(Stored data entries)
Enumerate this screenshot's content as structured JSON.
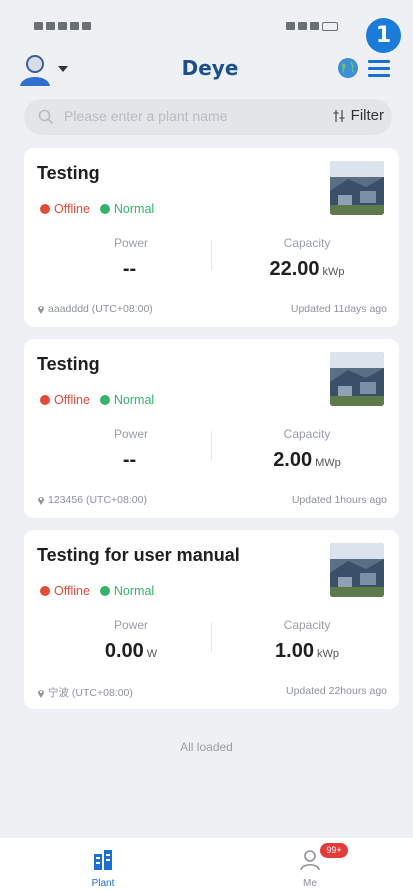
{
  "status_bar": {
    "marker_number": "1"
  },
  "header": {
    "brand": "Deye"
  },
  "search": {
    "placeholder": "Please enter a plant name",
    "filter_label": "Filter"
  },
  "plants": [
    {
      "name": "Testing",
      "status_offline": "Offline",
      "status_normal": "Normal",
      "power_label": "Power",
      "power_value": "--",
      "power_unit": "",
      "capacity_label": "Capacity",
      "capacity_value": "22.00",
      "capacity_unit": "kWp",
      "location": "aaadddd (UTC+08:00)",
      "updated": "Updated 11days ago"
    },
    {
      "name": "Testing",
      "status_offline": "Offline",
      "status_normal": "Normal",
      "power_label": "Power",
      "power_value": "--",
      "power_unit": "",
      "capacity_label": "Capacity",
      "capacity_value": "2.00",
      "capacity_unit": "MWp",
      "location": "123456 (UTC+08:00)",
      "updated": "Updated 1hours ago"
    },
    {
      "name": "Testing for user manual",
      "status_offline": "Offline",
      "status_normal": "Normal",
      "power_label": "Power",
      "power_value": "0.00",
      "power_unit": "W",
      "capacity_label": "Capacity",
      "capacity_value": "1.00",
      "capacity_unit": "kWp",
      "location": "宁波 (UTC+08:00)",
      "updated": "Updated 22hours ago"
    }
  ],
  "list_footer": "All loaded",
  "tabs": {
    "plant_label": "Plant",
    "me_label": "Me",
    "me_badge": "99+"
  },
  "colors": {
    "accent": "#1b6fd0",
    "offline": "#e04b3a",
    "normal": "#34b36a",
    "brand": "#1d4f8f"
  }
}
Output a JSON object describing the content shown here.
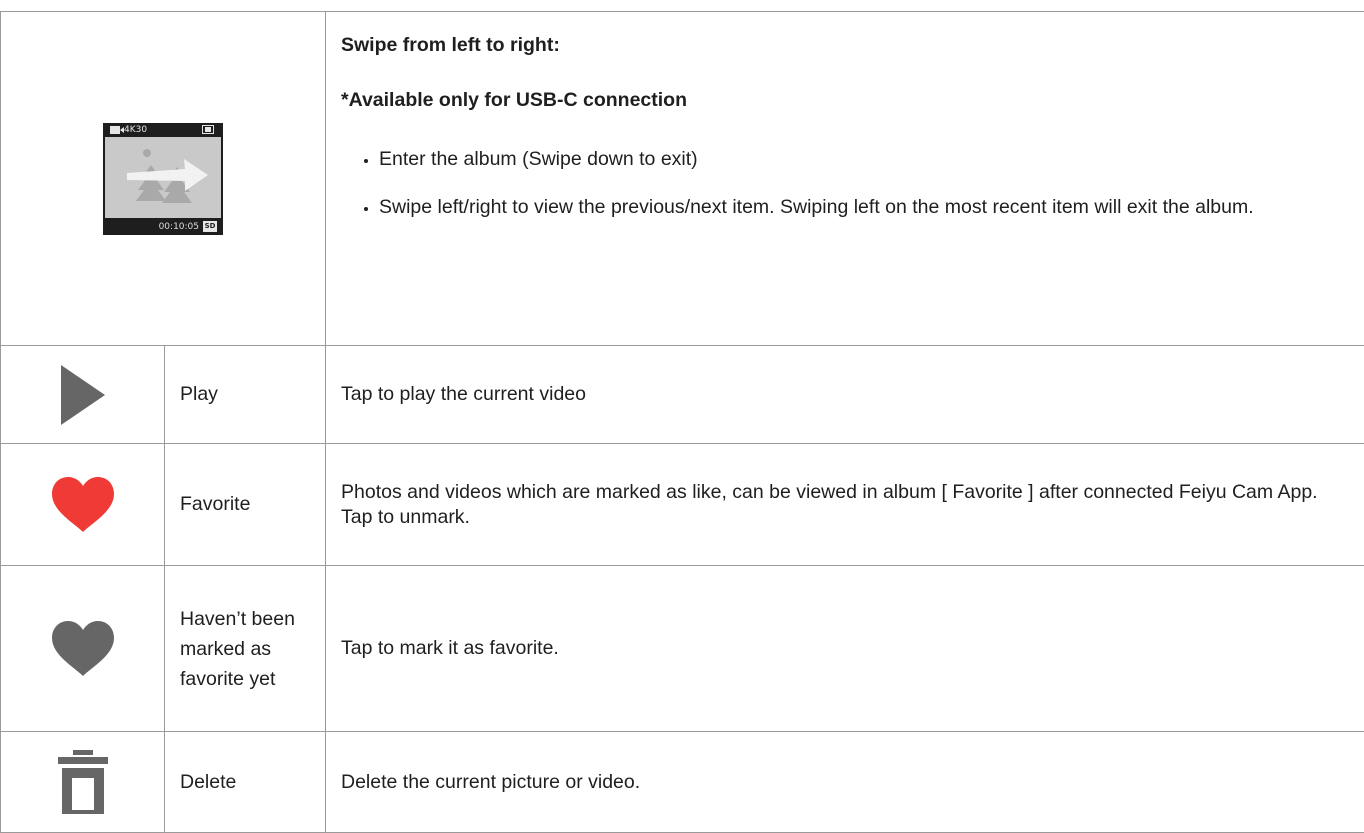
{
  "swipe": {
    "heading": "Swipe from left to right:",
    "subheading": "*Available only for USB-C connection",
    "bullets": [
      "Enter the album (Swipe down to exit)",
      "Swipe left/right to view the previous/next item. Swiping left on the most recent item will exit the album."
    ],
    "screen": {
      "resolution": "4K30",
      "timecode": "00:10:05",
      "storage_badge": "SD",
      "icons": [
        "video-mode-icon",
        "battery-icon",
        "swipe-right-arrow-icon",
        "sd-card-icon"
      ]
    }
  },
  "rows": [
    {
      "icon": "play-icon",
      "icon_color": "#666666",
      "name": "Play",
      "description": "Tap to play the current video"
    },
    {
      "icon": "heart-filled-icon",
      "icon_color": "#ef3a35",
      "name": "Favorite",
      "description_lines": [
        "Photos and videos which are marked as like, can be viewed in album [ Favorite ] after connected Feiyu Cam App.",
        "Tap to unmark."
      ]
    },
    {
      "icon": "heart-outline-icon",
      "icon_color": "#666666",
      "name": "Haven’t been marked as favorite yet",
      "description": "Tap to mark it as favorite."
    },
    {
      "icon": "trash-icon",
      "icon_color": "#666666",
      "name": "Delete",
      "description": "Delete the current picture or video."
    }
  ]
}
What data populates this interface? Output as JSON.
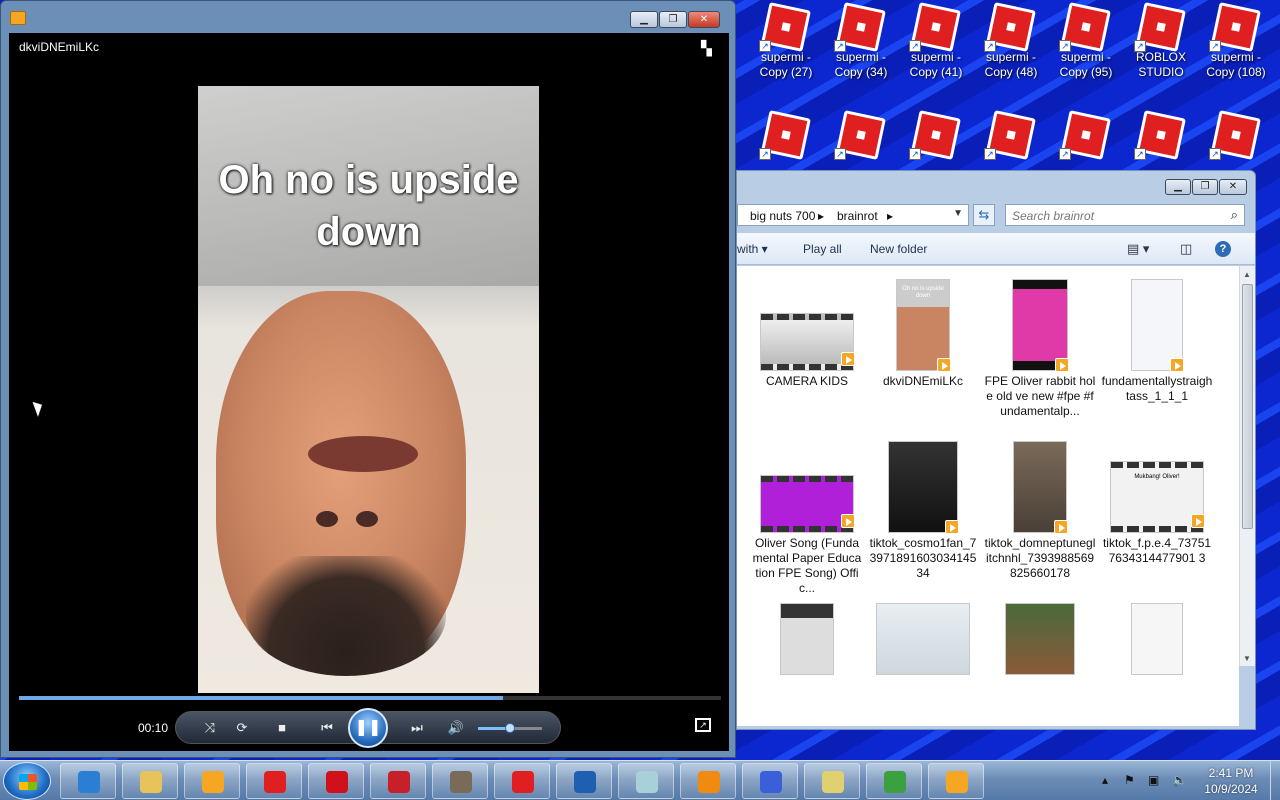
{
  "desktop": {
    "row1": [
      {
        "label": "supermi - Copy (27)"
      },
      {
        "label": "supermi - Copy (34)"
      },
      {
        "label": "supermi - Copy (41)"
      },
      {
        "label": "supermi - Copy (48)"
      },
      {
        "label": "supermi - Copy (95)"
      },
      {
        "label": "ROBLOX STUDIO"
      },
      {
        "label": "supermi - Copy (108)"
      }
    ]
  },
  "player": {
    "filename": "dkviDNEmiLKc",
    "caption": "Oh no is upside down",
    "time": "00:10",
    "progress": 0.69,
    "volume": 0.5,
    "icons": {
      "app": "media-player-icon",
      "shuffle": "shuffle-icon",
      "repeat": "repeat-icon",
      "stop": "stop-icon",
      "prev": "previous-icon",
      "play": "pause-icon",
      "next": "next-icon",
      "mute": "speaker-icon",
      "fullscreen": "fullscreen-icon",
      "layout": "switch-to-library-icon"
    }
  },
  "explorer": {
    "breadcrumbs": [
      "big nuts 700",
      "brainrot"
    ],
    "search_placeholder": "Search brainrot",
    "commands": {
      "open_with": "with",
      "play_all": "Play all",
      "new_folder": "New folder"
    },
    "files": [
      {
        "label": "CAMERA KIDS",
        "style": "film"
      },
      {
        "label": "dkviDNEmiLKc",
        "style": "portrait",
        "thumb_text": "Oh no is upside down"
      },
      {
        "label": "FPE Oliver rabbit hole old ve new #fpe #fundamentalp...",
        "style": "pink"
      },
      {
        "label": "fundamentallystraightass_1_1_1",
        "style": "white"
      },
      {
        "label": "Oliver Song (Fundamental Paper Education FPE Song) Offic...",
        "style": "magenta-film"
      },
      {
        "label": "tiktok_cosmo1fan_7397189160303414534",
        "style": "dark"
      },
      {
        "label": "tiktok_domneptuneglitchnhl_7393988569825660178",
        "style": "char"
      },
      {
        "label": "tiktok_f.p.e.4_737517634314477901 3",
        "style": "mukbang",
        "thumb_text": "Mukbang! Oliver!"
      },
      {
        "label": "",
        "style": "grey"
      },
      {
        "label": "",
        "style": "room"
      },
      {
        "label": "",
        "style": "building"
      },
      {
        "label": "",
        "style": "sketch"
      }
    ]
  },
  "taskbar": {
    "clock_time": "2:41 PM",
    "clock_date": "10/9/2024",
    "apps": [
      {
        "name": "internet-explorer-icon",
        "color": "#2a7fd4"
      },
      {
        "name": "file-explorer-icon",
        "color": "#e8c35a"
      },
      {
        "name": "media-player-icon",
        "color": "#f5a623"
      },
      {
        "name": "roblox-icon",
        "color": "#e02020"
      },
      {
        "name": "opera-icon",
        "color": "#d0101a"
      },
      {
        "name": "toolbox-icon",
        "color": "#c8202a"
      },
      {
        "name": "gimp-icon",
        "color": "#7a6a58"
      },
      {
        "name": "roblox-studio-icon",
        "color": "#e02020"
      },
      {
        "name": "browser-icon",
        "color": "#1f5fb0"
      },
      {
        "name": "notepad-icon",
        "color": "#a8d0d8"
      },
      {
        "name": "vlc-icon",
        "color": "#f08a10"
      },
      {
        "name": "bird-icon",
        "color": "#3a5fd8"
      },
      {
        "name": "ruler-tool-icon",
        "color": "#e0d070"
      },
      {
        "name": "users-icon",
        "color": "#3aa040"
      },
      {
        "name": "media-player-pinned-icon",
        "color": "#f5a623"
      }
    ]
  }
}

[Objective]
Omit the pictures. Output every record above word for word.

[Solution to the exercise]
Enumerate this screenshot's content as structured JSON.
{
  "status_bar": {
    "marker_number": "1"
  },
  "header": {
    "brand": "Deye"
  },
  "search": {
    "placeholder": "Please enter a plant name",
    "filter_label": "Filter"
  },
  "plants": [
    {
      "name": "Testing",
      "status_offline": "Offline",
      "status_normal": "Normal",
      "power_label": "Power",
      "power_value": "--",
      "power_unit": "",
      "capacity_label": "Capacity",
      "capacity_value": "22.00",
      "capacity_unit": "kWp",
      "location": "aaadddd (UTC+08:00)",
      "updated": "Updated 11days ago"
    },
    {
      "name": "Testing",
      "status_offline": "Offline",
      "status_normal": "Normal",
      "power_label": "Power",
      "power_value": "--",
      "power_unit": "",
      "capacity_label": "Capacity",
      "capacity_value": "2.00",
      "capacity_unit": "MWp",
      "location": "123456 (UTC+08:00)",
      "updated": "Updated 1hours ago"
    },
    {
      "name": "Testing for user manual",
      "status_offline": "Offline",
      "status_normal": "Normal",
      "power_label": "Power",
      "power_value": "0.00",
      "power_unit": "W",
      "capacity_label": "Capacity",
      "capacity_value": "1.00",
      "capacity_unit": "kWp",
      "location": "宁波 (UTC+08:00)",
      "updated": "Updated 22hours ago"
    }
  ],
  "list_footer": "All loaded",
  "tabs": {
    "plant_label": "Plant",
    "me_label": "Me",
    "me_badge": "99+"
  },
  "colors": {
    "accent": "#1b6fd0",
    "offline": "#e04b3a",
    "normal": "#34b36a",
    "brand": "#1d4f8f"
  }
}
Output a JSON object describing the content shown here.
{
  "swipe": {
    "heading": "Swipe from left to right:",
    "subheading": "*Available only for USB-C connection",
    "bullets": [
      "Enter the album (Swipe down to exit)",
      "Swipe left/right to view the previous/next item. Swiping left on the most recent item will exit the album."
    ],
    "screen": {
      "resolution": "4K30",
      "timecode": "00:10:05",
      "storage_badge": "SD",
      "icons": [
        "video-mode-icon",
        "battery-icon",
        "swipe-right-arrow-icon",
        "sd-card-icon"
      ]
    }
  },
  "rows": [
    {
      "icon": "play-icon",
      "icon_color": "#666666",
      "name": "Play",
      "description": "Tap to play the current video"
    },
    {
      "icon": "heart-filled-icon",
      "icon_color": "#ef3a35",
      "name": "Favorite",
      "description_lines": [
        "Photos and videos which are marked as like, can be viewed in album [ Favorite ] after connected Feiyu Cam App.",
        "Tap to unmark."
      ]
    },
    {
      "icon": "heart-outline-icon",
      "icon_color": "#666666",
      "name": "Haven’t been marked as favorite yet",
      "description": "Tap to mark it as favorite."
    },
    {
      "icon": "trash-icon",
      "icon_color": "#666666",
      "name": "Delete",
      "description": "Delete the current picture or video."
    }
  ]
}
What data populates this interface? Output as JSON.
{
  "desktop": {
    "row1": [
      {
        "label": "supermi - Copy (27)"
      },
      {
        "label": "supermi - Copy (34)"
      },
      {
        "label": "supermi - Copy (41)"
      },
      {
        "label": "supermi - Copy (48)"
      },
      {
        "label": "supermi - Copy (95)"
      },
      {
        "label": "ROBLOX STUDIO"
      },
      {
        "label": "supermi - Copy (108)"
      }
    ]
  },
  "player": {
    "filename": "dkviDNEmiLKc",
    "caption": "Oh no is upside down",
    "time": "00:10",
    "progress": 0.69,
    "volume": 0.5,
    "icons": {
      "app": "media-player-icon",
      "shuffle": "shuffle-icon",
      "repeat": "repeat-icon",
      "stop": "stop-icon",
      "prev": "previous-icon",
      "play": "pause-icon",
      "next": "next-icon",
      "mute": "speaker-icon",
      "fullscreen": "fullscreen-icon",
      "layout": "switch-to-library-icon"
    }
  },
  "explorer": {
    "breadcrumbs": [
      "big nuts 700",
      "brainrot"
    ],
    "search_placeholder": "Search brainrot",
    "commands": {
      "open_with": "with",
      "play_all": "Play all",
      "new_folder": "New folder"
    },
    "files": [
      {
        "label": "CAMERA KIDS",
        "style": "film"
      },
      {
        "label": "dkviDNEmiLKc",
        "style": "portrait",
        "thumb_text": "Oh no is upside down"
      },
      {
        "label": "FPE Oliver rabbit hole old ve new #fpe #fundamentalp...",
        "style": "pink"
      },
      {
        "label": "fundamentallystraightass_1_1_1",
        "style": "white"
      },
      {
        "label": "Oliver Song (Fundamental Paper Education FPE Song) Offic...",
        "style": "magenta-film"
      },
      {
        "label": "tiktok_cosmo1fan_7397189160303414534",
        "style": "dark"
      },
      {
        "label": "tiktok_domneptuneglitchnhl_7393988569825660178",
        "style": "char"
      },
      {
        "label": "tiktok_f.p.e.4_737517634314477901 3",
        "style": "mukbang",
        "thumb_text": "Mukbang! Oliver!"
      },
      {
        "label": "",
        "style": "grey"
      },
      {
        "label": "",
        "style": "room"
      },
      {
        "label": "",
        "style": "building"
      },
      {
        "label": "",
        "style": "sketch"
      }
    ]
  },
  "taskbar": {
    "clock_time": "2:41 PM",
    "clock_date": "10/9/2024",
    "apps": [
      {
        "name": "internet-explorer-icon",
        "color": "#2a7fd4"
      },
      {
        "name": "file-explorer-icon",
        "color": "#e8c35a"
      },
      {
        "name": "media-player-icon",
        "color": "#f5a623"
      },
      {
        "name": "roblox-icon",
        "color": "#e02020"
      },
      {
        "name": "opera-icon",
        "color": "#d0101a"
      },
      {
        "name": "toolbox-icon",
        "color": "#c8202a"
      },
      {
        "name": "gimp-icon",
        "color": "#7a6a58"
      },
      {
        "name": "roblox-studio-icon",
        "color": "#e02020"
      },
      {
        "name": "browser-icon",
        "color": "#1f5fb0"
      },
      {
        "name": "notepad-icon",
        "color": "#a8d0d8"
      },
      {
        "name": "vlc-icon",
        "color": "#f08a10"
      },
      {
        "name": "bird-icon",
        "color": "#3a5fd8"
      },
      {
        "name": "ruler-tool-icon",
        "color": "#e0d070"
      },
      {
        "name": "users-icon",
        "color": "#3aa040"
      },
      {
        "name": "media-player-pinned-icon",
        "color": "#f5a623"
      }
    ]
  }
}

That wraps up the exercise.